_SET EXERCISE_.
Say how many lines contain the string "weight". Give no other output.

_MATERIAL FOR THIS TASK_.

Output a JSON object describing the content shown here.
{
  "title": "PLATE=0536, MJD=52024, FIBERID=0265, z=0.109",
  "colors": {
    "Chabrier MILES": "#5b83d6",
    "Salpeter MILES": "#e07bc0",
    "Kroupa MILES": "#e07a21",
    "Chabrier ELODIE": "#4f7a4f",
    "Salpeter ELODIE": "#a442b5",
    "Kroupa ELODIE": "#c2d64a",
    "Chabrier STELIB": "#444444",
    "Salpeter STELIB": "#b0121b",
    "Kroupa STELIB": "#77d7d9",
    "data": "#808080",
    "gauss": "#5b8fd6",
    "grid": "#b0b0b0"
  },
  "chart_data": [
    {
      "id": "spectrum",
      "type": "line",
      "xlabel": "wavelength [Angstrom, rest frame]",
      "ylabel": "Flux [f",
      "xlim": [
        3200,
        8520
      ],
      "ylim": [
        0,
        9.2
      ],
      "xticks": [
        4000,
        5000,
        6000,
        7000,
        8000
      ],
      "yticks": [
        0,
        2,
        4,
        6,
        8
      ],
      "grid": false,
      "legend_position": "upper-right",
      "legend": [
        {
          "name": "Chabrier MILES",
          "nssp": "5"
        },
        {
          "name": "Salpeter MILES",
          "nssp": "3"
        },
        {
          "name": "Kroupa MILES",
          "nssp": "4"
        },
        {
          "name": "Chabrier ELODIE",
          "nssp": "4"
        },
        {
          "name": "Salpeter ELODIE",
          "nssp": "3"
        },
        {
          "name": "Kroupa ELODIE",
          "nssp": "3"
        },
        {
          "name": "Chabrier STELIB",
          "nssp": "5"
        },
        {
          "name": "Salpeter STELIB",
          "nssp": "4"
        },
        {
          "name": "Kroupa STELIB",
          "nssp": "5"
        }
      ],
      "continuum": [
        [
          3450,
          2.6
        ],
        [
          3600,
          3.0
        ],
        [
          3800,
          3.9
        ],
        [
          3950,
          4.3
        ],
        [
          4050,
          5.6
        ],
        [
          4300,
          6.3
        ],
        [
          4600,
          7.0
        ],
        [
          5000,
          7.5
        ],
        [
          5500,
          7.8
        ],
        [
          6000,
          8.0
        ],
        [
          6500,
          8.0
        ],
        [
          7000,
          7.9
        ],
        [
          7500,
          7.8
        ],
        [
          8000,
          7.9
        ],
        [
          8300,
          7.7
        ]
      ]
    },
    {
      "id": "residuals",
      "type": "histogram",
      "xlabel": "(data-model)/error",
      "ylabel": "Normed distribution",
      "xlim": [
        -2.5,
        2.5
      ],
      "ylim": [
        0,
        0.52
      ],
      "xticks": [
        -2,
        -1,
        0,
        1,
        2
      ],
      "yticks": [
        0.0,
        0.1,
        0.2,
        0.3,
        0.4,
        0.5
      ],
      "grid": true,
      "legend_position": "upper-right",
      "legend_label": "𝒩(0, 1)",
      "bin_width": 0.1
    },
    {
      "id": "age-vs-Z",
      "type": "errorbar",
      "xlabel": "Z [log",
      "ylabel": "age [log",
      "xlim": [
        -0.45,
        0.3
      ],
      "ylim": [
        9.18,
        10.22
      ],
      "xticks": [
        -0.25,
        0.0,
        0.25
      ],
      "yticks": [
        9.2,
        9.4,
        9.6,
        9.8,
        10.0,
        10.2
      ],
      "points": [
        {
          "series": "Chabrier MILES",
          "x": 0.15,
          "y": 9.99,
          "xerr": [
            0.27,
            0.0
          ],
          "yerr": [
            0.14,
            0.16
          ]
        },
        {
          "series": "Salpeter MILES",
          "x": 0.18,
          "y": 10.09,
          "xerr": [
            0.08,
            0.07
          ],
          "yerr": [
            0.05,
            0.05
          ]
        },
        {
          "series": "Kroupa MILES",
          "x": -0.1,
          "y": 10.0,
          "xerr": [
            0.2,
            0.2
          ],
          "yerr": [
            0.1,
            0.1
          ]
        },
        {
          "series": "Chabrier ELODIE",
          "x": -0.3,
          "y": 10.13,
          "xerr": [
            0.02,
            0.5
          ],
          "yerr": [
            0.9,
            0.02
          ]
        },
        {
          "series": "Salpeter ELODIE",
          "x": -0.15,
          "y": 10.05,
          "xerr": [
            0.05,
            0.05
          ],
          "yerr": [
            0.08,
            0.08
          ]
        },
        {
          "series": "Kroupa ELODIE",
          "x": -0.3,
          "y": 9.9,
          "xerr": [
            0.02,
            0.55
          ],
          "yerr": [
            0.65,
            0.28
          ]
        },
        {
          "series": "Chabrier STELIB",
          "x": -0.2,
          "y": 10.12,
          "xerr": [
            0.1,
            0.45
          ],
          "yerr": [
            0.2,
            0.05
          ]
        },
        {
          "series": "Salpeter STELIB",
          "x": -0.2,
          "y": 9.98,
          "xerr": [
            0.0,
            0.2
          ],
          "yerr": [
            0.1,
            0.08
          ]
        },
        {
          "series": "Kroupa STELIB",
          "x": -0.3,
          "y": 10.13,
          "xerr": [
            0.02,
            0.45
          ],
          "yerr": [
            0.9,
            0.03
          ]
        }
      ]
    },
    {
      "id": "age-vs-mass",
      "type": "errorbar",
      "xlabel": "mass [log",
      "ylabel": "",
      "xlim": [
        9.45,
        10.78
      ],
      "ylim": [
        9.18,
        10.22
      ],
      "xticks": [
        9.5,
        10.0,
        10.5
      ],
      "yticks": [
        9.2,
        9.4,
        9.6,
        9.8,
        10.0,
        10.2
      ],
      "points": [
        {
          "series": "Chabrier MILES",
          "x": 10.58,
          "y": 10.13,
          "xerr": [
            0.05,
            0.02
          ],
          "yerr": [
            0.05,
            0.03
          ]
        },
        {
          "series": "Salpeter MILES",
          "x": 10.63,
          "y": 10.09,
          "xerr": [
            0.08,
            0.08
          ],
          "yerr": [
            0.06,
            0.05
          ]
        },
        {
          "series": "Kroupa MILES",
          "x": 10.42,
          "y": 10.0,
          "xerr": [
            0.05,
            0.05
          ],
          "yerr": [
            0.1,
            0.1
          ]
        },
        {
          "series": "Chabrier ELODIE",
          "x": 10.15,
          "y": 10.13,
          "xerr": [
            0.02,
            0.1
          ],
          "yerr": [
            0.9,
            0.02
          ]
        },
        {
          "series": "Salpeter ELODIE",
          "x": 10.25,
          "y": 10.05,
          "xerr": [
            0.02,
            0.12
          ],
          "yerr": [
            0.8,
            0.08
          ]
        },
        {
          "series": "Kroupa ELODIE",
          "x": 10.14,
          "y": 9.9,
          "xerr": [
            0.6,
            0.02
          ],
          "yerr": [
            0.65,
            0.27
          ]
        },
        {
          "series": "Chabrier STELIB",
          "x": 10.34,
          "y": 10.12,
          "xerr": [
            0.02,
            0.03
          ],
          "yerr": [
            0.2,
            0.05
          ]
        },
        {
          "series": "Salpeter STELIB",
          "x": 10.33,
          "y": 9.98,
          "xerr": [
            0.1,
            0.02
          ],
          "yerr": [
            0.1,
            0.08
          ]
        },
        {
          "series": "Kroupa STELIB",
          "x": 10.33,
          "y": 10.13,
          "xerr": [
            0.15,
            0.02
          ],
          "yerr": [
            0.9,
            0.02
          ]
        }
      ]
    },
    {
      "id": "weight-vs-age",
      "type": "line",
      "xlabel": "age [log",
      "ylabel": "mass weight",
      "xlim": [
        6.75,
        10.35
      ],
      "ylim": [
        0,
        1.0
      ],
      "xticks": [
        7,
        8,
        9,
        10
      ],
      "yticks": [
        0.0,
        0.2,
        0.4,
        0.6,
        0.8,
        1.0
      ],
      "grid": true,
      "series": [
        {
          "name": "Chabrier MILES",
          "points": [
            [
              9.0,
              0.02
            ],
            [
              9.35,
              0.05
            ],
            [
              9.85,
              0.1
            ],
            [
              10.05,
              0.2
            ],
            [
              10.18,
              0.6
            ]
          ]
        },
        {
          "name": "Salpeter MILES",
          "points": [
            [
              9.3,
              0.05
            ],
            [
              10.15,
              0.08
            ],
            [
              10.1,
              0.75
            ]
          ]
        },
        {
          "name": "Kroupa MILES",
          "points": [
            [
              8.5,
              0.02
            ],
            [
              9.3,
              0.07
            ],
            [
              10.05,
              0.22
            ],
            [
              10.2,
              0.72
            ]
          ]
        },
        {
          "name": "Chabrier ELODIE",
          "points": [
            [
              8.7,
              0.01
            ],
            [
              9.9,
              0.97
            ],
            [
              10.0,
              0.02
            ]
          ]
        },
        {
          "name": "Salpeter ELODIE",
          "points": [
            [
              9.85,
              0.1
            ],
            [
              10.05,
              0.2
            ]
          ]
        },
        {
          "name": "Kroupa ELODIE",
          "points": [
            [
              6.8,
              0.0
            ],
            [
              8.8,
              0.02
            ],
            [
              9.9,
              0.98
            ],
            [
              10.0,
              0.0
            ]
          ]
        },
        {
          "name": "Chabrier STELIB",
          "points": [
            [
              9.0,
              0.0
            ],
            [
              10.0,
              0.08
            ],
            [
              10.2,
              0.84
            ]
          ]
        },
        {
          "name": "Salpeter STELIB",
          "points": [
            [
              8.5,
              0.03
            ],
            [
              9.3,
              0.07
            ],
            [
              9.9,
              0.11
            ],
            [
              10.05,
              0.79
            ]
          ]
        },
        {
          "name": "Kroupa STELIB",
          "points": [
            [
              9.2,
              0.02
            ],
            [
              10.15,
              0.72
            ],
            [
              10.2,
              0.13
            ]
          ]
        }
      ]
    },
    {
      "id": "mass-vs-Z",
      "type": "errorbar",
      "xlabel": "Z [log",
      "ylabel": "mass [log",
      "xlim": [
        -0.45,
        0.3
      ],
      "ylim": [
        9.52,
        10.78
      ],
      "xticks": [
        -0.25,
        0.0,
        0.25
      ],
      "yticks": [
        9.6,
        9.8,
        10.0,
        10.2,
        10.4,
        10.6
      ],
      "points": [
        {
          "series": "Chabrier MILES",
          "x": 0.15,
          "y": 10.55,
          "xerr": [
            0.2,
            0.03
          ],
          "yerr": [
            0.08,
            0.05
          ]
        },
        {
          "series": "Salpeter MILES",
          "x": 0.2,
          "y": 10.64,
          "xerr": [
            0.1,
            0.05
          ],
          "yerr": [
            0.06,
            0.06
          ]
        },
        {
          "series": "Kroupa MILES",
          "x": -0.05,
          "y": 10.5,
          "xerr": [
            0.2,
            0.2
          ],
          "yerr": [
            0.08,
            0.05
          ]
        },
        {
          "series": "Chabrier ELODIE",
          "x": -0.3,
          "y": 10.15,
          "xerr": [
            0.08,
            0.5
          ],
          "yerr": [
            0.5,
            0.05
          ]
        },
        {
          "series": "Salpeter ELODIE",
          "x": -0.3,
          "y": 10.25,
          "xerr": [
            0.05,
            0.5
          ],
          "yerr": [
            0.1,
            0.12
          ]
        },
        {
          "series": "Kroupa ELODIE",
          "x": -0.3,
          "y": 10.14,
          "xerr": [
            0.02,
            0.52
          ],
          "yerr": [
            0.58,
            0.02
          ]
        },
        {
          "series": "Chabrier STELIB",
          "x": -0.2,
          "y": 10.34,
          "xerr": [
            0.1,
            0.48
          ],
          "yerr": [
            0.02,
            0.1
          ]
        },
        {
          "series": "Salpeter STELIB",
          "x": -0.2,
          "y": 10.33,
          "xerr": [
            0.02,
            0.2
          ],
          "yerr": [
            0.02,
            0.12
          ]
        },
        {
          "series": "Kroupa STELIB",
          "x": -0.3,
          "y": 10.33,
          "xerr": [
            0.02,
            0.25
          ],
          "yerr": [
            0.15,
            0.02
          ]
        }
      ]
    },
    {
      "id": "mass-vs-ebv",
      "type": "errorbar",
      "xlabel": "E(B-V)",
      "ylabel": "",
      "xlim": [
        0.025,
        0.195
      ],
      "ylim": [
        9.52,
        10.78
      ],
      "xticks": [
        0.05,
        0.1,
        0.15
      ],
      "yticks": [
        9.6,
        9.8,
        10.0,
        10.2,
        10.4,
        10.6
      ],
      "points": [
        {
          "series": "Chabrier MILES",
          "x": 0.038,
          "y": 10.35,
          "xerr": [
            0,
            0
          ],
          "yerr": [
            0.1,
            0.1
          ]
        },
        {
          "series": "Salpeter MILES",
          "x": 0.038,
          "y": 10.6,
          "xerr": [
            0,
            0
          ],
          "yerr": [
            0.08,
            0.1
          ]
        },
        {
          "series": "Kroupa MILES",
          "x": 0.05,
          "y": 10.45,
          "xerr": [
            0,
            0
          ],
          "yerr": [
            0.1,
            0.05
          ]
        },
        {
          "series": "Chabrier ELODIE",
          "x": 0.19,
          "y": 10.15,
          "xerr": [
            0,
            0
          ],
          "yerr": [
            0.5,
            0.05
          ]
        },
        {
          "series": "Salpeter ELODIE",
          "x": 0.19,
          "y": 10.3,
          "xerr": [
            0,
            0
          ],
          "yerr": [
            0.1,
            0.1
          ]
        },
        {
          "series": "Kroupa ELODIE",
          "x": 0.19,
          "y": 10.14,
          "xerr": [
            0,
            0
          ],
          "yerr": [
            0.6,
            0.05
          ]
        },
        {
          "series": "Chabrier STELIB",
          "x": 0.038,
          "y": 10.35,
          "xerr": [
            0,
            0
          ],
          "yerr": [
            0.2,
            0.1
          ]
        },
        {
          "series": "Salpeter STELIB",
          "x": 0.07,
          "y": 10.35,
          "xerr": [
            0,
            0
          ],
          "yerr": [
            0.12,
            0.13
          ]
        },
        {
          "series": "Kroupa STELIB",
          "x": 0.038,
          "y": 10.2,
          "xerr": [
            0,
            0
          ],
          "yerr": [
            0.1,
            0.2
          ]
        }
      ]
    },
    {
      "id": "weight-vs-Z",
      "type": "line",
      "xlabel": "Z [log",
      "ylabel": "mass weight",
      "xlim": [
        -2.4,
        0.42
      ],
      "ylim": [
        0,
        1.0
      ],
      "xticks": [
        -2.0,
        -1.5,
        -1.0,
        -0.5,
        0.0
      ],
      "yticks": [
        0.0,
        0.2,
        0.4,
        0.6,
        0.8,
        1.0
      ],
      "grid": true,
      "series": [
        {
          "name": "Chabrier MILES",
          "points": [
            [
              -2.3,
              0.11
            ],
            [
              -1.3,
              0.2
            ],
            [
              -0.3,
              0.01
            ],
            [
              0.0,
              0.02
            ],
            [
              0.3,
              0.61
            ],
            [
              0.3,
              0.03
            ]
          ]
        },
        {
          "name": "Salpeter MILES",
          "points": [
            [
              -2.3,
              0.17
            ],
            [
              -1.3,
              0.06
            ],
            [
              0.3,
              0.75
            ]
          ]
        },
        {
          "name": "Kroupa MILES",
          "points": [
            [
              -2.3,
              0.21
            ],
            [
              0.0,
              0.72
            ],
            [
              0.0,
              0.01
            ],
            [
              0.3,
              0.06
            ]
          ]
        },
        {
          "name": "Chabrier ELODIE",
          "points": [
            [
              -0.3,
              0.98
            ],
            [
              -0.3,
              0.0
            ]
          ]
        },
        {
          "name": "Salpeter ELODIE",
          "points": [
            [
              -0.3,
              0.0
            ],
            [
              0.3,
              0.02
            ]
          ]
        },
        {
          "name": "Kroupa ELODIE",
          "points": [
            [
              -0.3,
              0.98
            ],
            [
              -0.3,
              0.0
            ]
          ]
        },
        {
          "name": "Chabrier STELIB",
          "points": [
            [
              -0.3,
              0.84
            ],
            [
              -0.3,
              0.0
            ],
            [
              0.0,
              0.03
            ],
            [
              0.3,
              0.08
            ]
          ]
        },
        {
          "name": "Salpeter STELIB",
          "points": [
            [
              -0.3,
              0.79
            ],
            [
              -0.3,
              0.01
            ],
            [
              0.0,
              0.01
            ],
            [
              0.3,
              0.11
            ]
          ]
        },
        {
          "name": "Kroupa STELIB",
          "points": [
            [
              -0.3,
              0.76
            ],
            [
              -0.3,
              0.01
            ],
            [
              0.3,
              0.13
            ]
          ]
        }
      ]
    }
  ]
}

_COMPLETED EXERCISE_.
4